#### [EXERCISE BRIEF]
Tally the lines below that contain "Logit". The number is the whole answer.

#### [RECORD EXCERPTS]

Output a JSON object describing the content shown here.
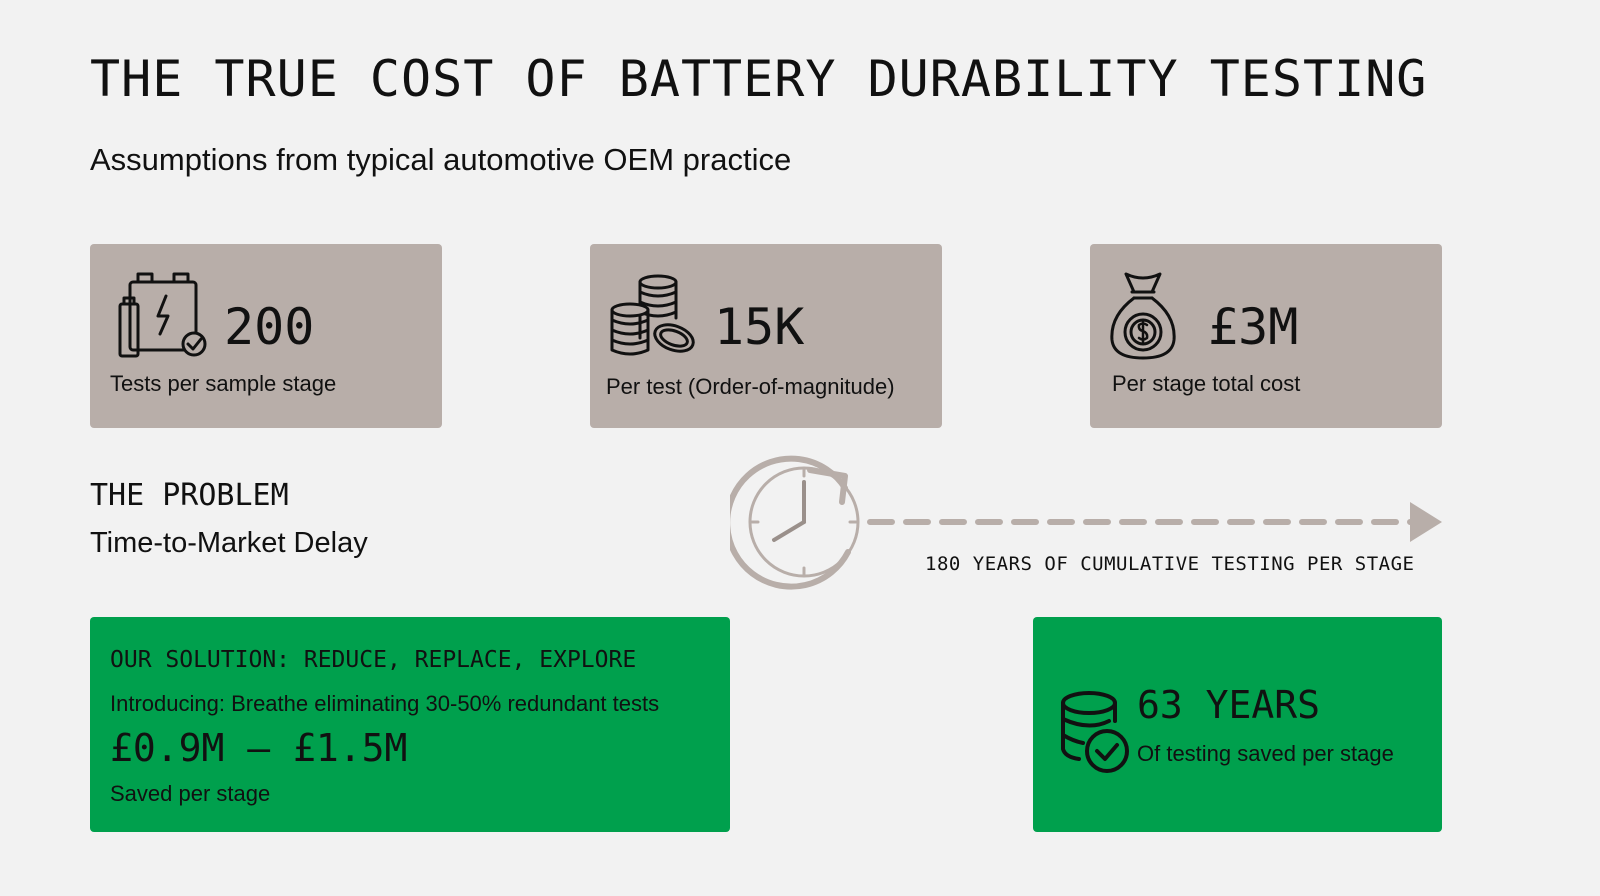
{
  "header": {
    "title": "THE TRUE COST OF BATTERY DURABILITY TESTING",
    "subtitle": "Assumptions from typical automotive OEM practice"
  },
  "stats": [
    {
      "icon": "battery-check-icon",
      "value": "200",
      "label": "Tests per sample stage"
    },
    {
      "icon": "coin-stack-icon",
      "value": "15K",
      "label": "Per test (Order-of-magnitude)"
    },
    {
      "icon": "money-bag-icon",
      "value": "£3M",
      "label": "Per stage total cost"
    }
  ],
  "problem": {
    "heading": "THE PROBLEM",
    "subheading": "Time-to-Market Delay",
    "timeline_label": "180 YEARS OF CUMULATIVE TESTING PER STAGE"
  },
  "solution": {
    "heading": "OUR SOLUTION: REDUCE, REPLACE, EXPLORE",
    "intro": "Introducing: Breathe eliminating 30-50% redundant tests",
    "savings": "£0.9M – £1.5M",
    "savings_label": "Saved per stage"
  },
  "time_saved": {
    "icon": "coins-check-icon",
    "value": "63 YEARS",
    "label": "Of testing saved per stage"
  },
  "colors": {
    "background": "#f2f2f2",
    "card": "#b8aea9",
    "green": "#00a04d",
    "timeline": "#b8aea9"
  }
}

==

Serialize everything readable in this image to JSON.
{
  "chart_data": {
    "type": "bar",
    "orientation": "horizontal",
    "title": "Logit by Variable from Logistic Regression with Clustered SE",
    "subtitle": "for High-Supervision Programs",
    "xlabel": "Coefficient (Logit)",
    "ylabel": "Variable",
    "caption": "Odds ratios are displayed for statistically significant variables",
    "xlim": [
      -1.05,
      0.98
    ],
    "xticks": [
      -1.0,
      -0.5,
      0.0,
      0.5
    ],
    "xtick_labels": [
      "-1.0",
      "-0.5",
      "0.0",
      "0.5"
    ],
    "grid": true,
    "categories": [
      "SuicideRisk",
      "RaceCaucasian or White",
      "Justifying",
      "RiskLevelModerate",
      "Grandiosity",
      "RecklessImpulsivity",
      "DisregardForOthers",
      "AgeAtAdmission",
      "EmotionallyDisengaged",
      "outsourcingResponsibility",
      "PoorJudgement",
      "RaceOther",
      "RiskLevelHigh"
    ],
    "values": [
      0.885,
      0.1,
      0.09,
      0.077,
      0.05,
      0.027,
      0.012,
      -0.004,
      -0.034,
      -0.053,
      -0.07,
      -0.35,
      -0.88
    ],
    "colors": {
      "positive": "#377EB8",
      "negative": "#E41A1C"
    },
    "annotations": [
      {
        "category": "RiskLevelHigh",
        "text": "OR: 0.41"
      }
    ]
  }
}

#### [REPLY]
2